- [EXERCISE]
Set down every entry word for word. Omit the pictures.

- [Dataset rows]

________

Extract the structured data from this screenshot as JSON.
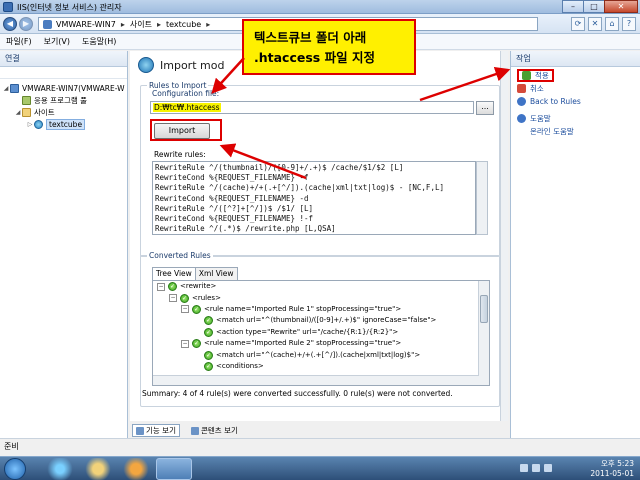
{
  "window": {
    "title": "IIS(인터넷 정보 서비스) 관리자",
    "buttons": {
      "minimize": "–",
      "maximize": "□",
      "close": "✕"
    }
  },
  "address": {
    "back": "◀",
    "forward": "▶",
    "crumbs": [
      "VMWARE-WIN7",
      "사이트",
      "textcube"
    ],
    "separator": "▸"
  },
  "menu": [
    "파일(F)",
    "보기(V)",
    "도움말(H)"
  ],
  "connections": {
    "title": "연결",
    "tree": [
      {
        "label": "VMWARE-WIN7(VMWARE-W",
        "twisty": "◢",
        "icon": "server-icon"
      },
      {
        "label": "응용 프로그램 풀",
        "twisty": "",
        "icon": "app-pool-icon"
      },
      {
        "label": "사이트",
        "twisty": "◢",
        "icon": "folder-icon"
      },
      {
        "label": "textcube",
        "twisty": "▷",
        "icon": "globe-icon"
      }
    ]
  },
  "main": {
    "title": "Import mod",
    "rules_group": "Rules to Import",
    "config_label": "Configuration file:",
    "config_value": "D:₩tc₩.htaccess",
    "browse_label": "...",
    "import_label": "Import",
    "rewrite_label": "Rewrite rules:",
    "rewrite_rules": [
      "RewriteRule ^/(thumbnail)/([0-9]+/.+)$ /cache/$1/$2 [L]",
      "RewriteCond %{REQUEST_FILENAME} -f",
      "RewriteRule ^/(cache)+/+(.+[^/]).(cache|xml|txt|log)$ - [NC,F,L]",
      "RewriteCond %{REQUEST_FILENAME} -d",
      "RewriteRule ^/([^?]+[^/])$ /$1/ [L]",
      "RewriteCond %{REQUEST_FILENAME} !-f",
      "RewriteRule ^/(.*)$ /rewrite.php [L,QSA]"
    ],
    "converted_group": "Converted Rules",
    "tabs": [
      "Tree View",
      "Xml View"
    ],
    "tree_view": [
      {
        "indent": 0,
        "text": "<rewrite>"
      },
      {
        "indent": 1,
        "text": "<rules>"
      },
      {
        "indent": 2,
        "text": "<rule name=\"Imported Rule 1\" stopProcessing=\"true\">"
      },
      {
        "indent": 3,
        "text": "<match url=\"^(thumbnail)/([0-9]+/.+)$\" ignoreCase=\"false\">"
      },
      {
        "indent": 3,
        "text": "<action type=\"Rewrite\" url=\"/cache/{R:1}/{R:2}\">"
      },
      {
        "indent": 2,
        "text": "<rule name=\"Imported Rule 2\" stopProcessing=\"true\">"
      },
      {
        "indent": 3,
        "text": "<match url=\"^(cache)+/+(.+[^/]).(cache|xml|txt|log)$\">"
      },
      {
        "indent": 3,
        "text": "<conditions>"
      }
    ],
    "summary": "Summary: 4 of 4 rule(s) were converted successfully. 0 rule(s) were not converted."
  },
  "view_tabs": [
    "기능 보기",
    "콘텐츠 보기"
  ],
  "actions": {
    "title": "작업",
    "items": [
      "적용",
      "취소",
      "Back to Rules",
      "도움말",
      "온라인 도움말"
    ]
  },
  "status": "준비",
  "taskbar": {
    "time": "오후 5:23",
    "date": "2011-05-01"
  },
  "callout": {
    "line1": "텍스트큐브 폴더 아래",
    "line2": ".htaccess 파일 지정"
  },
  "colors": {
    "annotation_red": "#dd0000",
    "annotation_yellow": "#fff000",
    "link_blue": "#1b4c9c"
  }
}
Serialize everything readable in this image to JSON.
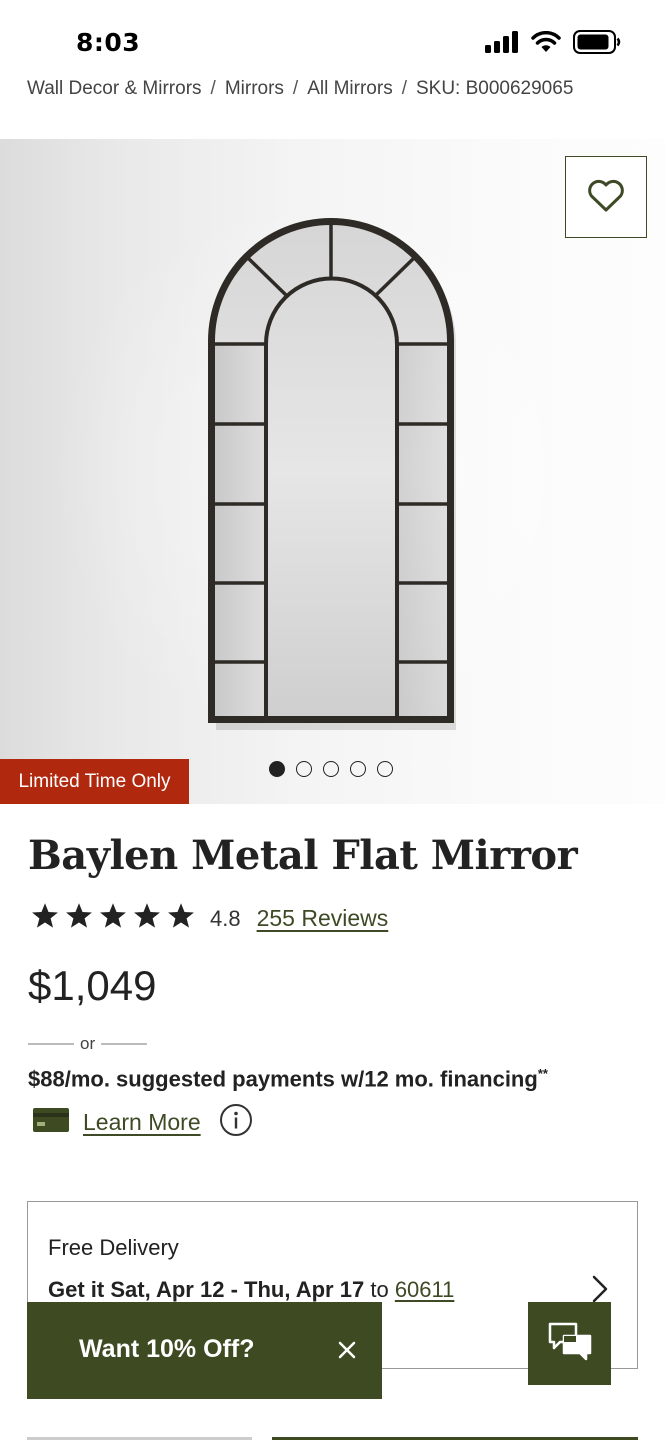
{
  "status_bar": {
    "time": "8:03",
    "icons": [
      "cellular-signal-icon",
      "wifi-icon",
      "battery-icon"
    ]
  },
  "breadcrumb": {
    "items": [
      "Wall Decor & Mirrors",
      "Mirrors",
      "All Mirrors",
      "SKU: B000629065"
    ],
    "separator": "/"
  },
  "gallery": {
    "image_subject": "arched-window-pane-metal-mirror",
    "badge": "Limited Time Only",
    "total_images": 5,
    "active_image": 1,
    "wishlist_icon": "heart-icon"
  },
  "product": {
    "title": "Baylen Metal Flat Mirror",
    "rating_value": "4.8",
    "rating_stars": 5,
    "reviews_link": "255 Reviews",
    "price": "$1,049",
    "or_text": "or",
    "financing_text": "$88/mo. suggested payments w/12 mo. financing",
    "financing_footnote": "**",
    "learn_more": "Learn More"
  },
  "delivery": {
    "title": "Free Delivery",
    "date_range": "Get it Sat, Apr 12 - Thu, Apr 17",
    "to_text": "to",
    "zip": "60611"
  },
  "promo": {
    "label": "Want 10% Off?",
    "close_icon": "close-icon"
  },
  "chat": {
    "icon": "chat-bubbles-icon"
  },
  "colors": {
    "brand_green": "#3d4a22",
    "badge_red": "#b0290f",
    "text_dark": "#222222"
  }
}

________

- [EXERCISE RESPONSE]
Extract the structured data from this screenshot as JSON.
{
  "window": {
    "title": "IIS(인터넷 정보 서비스) 관리자",
    "buttons": {
      "minimize": "–",
      "maximize": "□",
      "close": "✕"
    }
  },
  "address": {
    "back": "◀",
    "forward": "▶",
    "crumbs": [
      "VMWARE-WIN7",
      "사이트",
      "textcube"
    ],
    "separator": "▸"
  },
  "menu": [
    "파일(F)",
    "보기(V)",
    "도움말(H)"
  ],
  "connections": {
    "title": "연결",
    "tree": [
      {
        "label": "VMWARE-WIN7(VMWARE-W",
        "twisty": "◢",
        "icon": "server-icon"
      },
      {
        "label": "응용 프로그램 풀",
        "twisty": "",
        "icon": "app-pool-icon"
      },
      {
        "label": "사이트",
        "twisty": "◢",
        "icon": "folder-icon"
      },
      {
        "label": "textcube",
        "twisty": "▷",
        "icon": "globe-icon"
      }
    ]
  },
  "main": {
    "title": "Import mod",
    "rules_group": "Rules to Import",
    "config_label": "Configuration file:",
    "config_value": "D:₩tc₩.htaccess",
    "browse_label": "...",
    "import_label": "Import",
    "rewrite_label": "Rewrite rules:",
    "rewrite_rules": [
      "RewriteRule ^/(thumbnail)/([0-9]+/.+)$ /cache/$1/$2 [L]",
      "RewriteCond %{REQUEST_FILENAME} -f",
      "RewriteRule ^/(cache)+/+(.+[^/]).(cache|xml|txt|log)$ - [NC,F,L]",
      "RewriteCond %{REQUEST_FILENAME} -d",
      "RewriteRule ^/([^?]+[^/])$ /$1/ [L]",
      "RewriteCond %{REQUEST_FILENAME} !-f",
      "RewriteRule ^/(.*)$ /rewrite.php [L,QSA]"
    ],
    "converted_group": "Converted Rules",
    "tabs": [
      "Tree View",
      "Xml View"
    ],
    "tree_view": [
      {
        "indent": 0,
        "text": "<rewrite>"
      },
      {
        "indent": 1,
        "text": "<rules>"
      },
      {
        "indent": 2,
        "text": "<rule name=\"Imported Rule 1\" stopProcessing=\"true\">"
      },
      {
        "indent": 3,
        "text": "<match url=\"^(thumbnail)/([0-9]+/.+)$\" ignoreCase=\"false\">"
      },
      {
        "indent": 3,
        "text": "<action type=\"Rewrite\" url=\"/cache/{R:1}/{R:2}\">"
      },
      {
        "indent": 2,
        "text": "<rule name=\"Imported Rule 2\" stopProcessing=\"true\">"
      },
      {
        "indent": 3,
        "text": "<match url=\"^(cache)+/+(.+[^/]).(cache|xml|txt|log)$\">"
      },
      {
        "indent": 3,
        "text": "<conditions>"
      }
    ],
    "summary": "Summary: 4 of 4 rule(s) were converted successfully. 0 rule(s) were not converted."
  },
  "view_tabs": [
    "기능 보기",
    "콘텐츠 보기"
  ],
  "actions": {
    "title": "작업",
    "items": [
      "적용",
      "취소",
      "Back to Rules",
      "도움말",
      "온라인 도움말"
    ]
  },
  "status": "준비",
  "taskbar": {
    "time": "오후 5:23",
    "date": "2011-05-01"
  },
  "callout": {
    "line1": "텍스트큐브 폴더 아래",
    "line2": ".htaccess 파일 지정"
  },
  "colors": {
    "annotation_red": "#dd0000",
    "annotation_yellow": "#fff000",
    "link_blue": "#1b4c9c"
  }
}
Serialize everything readable in this image to JSON.
{
  "status_bar": {
    "time": "8:03",
    "icons": [
      "cellular-signal-icon",
      "wifi-icon",
      "battery-icon"
    ]
  },
  "breadcrumb": {
    "items": [
      "Wall Decor & Mirrors",
      "Mirrors",
      "All Mirrors",
      "SKU: B000629065"
    ],
    "separator": "/"
  },
  "gallery": {
    "image_subject": "arched-window-pane-metal-mirror",
    "badge": "Limited Time Only",
    "total_images": 5,
    "active_image": 1,
    "wishlist_icon": "heart-icon"
  },
  "product": {
    "title": "Baylen Metal Flat Mirror",
    "rating_value": "4.8",
    "rating_stars": 5,
    "reviews_link": "255 Reviews",
    "price": "$1,049",
    "or_text": "or",
    "financing_text": "$88/mo. suggested payments w/12 mo. financing",
    "financing_footnote": "**",
    "learn_more": "Learn More"
  },
  "delivery": {
    "title": "Free Delivery",
    "date_range": "Get it Sat, Apr 12 - Thu, Apr 17",
    "to_text": "to",
    "zip": "60611"
  },
  "promo": {
    "label": "Want 10% Off?",
    "close_icon": "close-icon"
  },
  "chat": {
    "icon": "chat-bubbles-icon"
  },
  "colors": {
    "brand_green": "#3d4a22",
    "badge_red": "#b0290f",
    "text_dark": "#222222"
  }
}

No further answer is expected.